[Saved entries]

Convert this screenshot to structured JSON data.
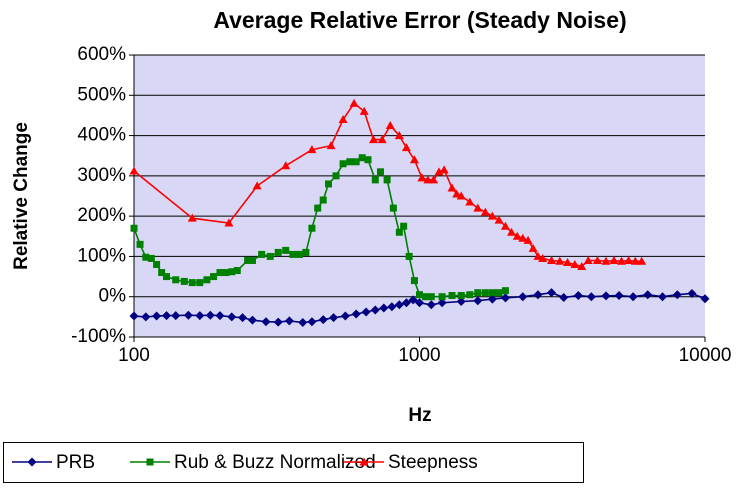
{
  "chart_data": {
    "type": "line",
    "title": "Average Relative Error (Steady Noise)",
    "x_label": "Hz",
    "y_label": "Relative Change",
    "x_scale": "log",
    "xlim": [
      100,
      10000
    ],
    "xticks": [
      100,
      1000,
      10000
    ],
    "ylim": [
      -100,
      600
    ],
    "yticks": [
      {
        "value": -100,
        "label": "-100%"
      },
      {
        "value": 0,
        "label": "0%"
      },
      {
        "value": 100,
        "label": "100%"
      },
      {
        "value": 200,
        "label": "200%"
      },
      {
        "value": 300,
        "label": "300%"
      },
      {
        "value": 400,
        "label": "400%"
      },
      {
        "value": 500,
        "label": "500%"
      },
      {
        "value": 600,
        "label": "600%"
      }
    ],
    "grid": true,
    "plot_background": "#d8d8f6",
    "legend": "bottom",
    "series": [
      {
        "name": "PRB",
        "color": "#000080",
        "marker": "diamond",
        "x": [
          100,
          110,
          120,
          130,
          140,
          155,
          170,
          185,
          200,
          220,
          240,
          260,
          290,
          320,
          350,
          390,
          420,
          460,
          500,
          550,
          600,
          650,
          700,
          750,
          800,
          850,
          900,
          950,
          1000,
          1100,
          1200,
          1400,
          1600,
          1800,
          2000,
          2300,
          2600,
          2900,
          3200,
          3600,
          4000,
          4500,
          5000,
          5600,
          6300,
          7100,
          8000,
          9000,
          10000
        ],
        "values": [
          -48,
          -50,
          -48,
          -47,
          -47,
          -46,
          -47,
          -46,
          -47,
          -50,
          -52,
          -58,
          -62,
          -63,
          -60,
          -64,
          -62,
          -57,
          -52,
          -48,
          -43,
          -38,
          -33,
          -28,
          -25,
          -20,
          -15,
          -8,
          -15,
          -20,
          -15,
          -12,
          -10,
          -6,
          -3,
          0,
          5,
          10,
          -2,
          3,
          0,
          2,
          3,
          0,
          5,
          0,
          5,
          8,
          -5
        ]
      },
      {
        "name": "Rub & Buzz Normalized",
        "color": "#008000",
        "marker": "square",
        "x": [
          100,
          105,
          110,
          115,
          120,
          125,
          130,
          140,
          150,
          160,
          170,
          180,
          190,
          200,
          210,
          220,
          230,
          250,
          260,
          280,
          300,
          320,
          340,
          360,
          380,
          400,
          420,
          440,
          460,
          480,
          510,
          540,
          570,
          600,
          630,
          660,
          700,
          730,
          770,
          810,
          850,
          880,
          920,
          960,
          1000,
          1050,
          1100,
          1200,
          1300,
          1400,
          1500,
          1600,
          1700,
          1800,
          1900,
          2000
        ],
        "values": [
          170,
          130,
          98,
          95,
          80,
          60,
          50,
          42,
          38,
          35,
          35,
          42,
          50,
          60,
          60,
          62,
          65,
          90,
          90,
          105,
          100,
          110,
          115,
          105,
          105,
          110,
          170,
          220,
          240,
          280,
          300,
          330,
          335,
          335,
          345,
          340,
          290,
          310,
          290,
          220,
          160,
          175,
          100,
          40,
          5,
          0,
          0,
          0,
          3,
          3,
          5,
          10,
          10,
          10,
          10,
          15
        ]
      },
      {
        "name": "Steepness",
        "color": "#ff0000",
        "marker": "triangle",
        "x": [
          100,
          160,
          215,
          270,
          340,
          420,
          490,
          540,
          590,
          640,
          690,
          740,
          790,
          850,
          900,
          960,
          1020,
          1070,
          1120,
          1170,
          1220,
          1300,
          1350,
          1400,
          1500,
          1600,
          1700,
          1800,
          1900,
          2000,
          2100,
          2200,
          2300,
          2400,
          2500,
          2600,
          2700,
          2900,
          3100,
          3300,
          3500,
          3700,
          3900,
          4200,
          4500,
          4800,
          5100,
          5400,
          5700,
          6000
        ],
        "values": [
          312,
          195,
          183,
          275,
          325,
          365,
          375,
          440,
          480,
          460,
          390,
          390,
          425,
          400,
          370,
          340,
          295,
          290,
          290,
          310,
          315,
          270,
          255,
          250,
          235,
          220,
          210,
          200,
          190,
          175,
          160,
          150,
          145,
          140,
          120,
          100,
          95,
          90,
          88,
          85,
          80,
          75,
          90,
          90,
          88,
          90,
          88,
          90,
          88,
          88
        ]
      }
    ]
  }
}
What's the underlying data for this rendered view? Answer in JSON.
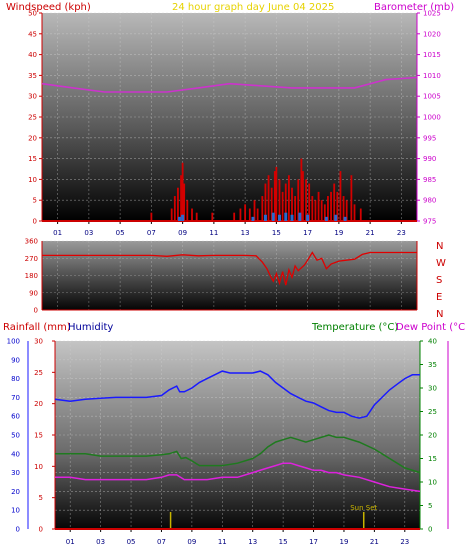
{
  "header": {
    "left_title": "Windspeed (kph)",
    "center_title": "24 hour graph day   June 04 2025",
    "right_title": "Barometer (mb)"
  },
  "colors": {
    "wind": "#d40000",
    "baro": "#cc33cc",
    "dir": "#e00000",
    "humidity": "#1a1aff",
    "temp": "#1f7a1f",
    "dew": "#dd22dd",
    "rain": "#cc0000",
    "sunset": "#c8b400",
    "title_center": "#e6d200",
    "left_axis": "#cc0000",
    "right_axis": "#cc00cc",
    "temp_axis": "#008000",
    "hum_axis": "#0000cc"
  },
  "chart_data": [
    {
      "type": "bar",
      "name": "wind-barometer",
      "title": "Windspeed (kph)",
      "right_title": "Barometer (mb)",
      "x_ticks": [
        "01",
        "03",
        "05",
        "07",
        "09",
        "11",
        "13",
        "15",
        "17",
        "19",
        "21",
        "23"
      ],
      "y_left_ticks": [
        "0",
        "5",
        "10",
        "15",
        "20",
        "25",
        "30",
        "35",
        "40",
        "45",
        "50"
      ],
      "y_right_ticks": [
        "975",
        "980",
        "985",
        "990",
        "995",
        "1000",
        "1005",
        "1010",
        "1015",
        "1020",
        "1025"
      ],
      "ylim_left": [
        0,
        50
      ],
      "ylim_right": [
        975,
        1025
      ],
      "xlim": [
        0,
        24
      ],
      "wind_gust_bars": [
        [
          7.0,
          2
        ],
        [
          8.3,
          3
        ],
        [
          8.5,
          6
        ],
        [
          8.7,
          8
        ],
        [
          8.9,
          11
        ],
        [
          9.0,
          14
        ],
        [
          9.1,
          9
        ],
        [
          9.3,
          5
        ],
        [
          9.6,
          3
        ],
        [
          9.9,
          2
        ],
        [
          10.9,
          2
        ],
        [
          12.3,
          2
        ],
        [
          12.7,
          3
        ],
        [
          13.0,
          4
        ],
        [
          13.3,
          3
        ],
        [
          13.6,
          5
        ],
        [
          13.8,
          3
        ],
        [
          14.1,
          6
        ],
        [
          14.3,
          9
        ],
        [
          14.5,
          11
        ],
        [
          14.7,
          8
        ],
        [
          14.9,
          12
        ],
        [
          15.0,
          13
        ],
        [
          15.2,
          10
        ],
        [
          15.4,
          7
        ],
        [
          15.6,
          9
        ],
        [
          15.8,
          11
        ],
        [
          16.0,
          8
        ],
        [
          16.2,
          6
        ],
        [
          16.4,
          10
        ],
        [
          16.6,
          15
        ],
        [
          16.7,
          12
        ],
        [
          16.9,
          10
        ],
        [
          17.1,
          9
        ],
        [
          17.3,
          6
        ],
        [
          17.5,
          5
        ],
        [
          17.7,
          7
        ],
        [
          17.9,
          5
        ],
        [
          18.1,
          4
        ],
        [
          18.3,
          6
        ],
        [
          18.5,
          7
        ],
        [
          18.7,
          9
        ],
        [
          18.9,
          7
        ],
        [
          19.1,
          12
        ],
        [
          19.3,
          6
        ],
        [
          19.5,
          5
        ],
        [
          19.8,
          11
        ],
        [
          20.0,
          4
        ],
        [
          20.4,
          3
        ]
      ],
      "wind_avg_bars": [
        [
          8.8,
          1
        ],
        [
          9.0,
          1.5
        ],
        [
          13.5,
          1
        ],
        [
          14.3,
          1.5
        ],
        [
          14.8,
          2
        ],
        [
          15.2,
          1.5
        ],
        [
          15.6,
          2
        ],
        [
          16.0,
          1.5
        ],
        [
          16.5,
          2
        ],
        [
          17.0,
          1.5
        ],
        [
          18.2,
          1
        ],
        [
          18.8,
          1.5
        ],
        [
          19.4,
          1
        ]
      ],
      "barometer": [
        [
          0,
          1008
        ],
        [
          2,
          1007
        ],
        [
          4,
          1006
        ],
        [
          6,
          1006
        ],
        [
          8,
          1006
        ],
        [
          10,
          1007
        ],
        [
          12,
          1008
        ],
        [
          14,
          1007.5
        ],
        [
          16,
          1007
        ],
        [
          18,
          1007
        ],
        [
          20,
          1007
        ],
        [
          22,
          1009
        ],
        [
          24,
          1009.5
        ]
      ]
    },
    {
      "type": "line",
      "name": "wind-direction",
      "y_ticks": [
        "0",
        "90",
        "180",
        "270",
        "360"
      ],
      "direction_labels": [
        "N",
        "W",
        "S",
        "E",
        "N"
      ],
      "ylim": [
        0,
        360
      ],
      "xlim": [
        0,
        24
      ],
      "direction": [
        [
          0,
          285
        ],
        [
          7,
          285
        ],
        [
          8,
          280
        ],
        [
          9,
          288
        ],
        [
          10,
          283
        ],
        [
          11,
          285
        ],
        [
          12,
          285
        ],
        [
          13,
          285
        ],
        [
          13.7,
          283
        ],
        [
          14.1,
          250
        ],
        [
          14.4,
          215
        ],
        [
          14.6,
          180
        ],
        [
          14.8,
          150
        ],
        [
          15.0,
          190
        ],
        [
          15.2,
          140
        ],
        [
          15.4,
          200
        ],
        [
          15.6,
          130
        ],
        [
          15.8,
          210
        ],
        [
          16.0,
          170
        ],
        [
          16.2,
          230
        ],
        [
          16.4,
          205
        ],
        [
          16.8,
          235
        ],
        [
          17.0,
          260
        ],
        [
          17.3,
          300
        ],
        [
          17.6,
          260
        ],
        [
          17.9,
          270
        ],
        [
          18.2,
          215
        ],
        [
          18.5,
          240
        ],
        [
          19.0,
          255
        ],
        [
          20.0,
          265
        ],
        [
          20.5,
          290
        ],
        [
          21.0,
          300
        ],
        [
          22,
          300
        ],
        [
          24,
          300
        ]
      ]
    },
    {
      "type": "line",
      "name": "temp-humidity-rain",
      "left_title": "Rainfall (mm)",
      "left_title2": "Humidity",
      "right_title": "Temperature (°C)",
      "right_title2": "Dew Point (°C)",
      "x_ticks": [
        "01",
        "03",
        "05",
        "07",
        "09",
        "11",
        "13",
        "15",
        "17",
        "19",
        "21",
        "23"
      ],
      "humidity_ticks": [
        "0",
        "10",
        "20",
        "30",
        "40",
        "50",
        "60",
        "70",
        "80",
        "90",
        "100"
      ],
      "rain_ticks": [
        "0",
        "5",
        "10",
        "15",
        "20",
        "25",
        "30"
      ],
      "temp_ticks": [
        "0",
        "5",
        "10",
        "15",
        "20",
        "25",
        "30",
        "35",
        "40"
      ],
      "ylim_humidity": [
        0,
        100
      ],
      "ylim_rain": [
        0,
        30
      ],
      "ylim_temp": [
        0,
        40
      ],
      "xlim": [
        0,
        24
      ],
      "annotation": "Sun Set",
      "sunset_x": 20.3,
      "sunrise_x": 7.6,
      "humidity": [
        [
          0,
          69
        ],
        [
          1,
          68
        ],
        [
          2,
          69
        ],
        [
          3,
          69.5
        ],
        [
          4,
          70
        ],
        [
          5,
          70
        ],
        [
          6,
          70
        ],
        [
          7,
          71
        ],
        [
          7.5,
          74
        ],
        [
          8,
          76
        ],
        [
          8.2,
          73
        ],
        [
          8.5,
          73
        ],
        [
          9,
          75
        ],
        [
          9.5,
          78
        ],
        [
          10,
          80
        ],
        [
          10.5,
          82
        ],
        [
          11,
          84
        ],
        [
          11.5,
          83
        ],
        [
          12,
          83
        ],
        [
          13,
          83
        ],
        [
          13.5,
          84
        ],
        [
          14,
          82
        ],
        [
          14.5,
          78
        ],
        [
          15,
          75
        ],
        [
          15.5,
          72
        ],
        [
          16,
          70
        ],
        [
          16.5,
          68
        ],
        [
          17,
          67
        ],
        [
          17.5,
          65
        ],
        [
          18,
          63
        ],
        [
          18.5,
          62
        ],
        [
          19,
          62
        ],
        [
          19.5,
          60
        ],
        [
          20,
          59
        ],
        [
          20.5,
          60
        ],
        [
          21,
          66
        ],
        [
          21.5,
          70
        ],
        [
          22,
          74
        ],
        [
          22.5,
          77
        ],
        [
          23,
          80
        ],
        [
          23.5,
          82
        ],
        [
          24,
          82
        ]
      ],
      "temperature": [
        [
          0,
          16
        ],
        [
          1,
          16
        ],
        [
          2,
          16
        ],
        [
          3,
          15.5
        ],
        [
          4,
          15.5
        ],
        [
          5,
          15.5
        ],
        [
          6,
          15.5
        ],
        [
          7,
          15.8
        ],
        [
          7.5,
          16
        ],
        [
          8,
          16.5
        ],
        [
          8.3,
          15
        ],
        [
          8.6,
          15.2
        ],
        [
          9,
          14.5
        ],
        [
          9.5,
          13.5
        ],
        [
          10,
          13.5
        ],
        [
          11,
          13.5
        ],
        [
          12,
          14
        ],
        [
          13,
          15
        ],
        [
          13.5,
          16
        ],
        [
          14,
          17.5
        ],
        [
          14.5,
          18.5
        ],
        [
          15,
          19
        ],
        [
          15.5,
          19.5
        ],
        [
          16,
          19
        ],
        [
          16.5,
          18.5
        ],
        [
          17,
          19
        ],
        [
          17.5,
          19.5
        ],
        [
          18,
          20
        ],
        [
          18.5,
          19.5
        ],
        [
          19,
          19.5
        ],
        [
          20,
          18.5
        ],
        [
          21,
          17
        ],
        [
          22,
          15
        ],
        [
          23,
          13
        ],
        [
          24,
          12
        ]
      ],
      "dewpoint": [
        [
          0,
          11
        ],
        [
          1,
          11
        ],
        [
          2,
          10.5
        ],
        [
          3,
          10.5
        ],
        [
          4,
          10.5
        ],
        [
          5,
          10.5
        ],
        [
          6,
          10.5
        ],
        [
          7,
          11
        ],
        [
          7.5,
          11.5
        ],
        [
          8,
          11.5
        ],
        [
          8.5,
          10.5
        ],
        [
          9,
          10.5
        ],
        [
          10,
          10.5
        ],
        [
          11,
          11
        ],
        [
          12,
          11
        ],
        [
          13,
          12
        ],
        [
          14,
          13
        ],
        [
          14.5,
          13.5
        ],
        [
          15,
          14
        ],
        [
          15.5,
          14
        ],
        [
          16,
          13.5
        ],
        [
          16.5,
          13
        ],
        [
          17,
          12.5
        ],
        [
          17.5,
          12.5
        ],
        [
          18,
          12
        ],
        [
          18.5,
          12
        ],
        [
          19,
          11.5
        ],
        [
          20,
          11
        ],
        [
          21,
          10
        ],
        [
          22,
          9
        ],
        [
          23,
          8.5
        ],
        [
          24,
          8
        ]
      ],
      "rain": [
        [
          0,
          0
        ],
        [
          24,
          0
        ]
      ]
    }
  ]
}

Task details>
Which lines contain "marker"? Show each of them.

In response>
        "marker": "diamond",
        "marker": "square",
        "marker": "triangle",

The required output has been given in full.